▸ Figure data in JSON
— Begin —

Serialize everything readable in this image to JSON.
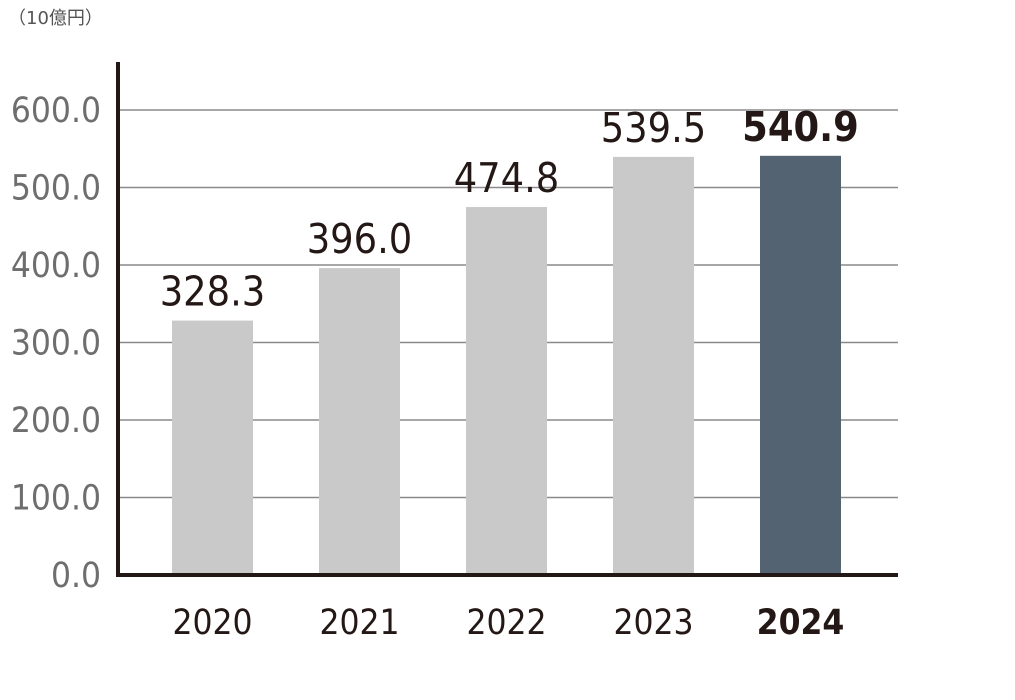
{
  "unit_label": "（10億円）",
  "colors": {
    "bar": "#c9c9c9",
    "bar_highlight": "#546372",
    "axis": "#231815",
    "grid": "#8a8a8a",
    "tick_text": "#6e6e6e",
    "label_text": "#231815"
  },
  "chart_data": {
    "type": "bar",
    "title": "",
    "xlabel": "",
    "ylabel": "（10億円）",
    "categories": [
      "2020",
      "2021",
      "2022",
      "2023",
      "2024"
    ],
    "values": [
      328.3,
      396.0,
      474.8,
      539.5,
      540.9
    ],
    "value_labels": [
      "328.3",
      "396.0",
      "474.8",
      "539.5",
      "540.9"
    ],
    "highlight_index": 4,
    "ylim": [
      0,
      600
    ],
    "yticks": [
      0,
      100,
      200,
      300,
      400,
      500,
      600
    ],
    "ytick_labels": [
      "0.0",
      "100.0",
      "200.0",
      "300.0",
      "400.0",
      "500.0",
      "600.0"
    ],
    "grid": true,
    "legend": "none"
  }
}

— End —

▸ WORK TO DO
Set down all the entries exactly as they appear, but skip any pictures.

▸ CORRECT RESPONSE
Serialize everything readable in this image to JSON.
{
  "unit_label": "（10億円）",
  "colors": {
    "bar": "#c9c9c9",
    "bar_highlight": "#546372",
    "axis": "#231815",
    "grid": "#8a8a8a",
    "tick_text": "#6e6e6e",
    "label_text": "#231815"
  },
  "chart_data": {
    "type": "bar",
    "title": "",
    "xlabel": "",
    "ylabel": "（10億円）",
    "categories": [
      "2020",
      "2021",
      "2022",
      "2023",
      "2024"
    ],
    "values": [
      328.3,
      396.0,
      474.8,
      539.5,
      540.9
    ],
    "value_labels": [
      "328.3",
      "396.0",
      "474.8",
      "539.5",
      "540.9"
    ],
    "highlight_index": 4,
    "ylim": [
      0,
      600
    ],
    "yticks": [
      0,
      100,
      200,
      300,
      400,
      500,
      600
    ],
    "ytick_labels": [
      "0.0",
      "100.0",
      "200.0",
      "300.0",
      "400.0",
      "500.0",
      "600.0"
    ],
    "grid": true,
    "legend": "none"
  }
}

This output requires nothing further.